═══ DATA FOR THE TASK

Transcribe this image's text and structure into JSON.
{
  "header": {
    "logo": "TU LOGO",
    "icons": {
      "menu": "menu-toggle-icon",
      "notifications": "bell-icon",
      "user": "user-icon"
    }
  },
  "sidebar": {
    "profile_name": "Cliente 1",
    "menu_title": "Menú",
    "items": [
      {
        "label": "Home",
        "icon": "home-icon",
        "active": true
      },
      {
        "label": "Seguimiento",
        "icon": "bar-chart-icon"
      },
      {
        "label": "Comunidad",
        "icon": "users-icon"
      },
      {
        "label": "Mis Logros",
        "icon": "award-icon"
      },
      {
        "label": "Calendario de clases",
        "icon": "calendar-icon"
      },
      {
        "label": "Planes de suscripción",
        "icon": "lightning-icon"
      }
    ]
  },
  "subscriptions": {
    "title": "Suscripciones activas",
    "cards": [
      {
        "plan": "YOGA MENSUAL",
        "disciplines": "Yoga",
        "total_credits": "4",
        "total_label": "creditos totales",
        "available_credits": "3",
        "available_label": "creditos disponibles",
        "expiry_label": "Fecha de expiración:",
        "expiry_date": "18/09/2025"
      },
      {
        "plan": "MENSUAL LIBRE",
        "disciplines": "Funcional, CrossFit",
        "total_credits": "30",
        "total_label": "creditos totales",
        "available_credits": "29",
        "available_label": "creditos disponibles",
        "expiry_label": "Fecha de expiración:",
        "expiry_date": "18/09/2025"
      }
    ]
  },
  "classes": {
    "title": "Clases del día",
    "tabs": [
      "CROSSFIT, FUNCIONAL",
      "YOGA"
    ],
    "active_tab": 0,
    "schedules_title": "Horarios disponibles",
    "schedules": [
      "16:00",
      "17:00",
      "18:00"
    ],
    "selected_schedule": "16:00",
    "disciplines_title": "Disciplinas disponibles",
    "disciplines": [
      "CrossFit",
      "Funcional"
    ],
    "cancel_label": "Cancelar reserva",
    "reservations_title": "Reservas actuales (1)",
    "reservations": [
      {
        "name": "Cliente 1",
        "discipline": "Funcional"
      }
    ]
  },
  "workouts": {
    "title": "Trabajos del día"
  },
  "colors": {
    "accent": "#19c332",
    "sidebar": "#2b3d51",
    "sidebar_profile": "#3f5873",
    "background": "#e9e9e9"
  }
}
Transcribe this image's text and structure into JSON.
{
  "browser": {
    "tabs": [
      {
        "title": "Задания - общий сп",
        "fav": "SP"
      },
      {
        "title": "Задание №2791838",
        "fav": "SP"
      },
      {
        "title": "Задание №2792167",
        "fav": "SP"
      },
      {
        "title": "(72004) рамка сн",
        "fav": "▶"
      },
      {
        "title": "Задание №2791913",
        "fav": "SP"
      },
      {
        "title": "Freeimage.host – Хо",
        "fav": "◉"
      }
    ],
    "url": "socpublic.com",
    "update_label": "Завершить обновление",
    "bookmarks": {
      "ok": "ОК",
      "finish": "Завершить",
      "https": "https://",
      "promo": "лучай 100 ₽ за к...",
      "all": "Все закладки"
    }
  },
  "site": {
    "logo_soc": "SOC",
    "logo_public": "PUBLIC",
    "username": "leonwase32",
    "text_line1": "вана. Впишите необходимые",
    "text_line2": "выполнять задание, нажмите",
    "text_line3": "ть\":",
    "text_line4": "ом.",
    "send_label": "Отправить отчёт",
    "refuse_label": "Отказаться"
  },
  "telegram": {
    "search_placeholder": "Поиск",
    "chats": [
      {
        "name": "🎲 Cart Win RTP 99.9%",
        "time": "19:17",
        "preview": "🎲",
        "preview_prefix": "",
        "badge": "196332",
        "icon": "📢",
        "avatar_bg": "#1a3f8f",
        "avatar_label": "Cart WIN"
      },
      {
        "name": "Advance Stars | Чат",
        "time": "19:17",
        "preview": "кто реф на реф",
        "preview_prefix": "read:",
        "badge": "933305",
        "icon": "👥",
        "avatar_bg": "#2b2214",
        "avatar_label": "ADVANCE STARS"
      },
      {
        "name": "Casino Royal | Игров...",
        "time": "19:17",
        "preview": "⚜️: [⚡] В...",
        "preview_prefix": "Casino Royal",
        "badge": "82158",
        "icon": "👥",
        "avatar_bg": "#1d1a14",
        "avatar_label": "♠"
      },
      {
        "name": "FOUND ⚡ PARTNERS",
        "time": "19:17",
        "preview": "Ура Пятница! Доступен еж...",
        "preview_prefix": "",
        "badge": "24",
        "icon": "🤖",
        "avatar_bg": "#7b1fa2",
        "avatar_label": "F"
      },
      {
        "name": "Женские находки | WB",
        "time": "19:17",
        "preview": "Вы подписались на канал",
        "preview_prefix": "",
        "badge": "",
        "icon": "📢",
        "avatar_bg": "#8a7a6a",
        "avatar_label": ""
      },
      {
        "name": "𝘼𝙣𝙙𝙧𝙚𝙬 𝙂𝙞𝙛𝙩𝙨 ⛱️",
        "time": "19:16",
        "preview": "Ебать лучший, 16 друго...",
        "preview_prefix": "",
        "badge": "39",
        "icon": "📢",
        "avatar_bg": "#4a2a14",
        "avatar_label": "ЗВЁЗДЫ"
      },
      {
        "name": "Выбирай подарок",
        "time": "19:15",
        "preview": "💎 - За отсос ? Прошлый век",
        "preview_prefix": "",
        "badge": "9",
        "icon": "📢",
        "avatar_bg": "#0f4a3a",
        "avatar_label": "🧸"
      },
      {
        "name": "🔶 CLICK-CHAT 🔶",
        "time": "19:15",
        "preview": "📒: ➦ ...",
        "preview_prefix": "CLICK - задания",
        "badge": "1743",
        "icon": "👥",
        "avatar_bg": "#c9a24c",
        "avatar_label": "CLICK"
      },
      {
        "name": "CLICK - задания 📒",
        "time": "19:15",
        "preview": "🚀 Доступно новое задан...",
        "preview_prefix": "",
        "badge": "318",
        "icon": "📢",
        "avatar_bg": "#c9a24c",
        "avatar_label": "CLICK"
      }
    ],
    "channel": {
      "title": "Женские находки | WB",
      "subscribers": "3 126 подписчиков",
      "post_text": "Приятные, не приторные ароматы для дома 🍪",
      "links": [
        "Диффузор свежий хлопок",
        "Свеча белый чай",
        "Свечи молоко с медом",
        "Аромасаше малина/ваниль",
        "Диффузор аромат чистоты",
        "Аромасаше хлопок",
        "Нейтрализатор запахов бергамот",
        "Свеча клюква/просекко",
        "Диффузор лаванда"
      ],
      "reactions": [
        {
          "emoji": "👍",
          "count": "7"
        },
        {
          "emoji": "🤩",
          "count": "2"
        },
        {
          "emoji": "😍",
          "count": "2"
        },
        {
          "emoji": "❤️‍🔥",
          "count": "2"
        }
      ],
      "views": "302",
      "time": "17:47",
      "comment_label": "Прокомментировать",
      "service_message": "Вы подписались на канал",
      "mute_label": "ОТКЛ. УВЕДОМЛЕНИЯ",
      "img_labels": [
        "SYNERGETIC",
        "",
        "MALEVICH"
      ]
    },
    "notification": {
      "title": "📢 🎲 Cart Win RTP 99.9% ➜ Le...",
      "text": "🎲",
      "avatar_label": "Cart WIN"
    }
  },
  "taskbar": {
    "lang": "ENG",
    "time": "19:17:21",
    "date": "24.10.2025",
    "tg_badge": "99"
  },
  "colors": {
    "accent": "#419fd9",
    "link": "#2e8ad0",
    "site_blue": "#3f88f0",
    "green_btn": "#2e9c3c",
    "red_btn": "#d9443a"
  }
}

══════

YOUR TASK:
Pull out each line containing the word "MENSUAL" and copy it.

EXERCISE ANSWER:
        "plan": "YOGA MENSUAL",
        "plan": "MENSUAL LIBRE",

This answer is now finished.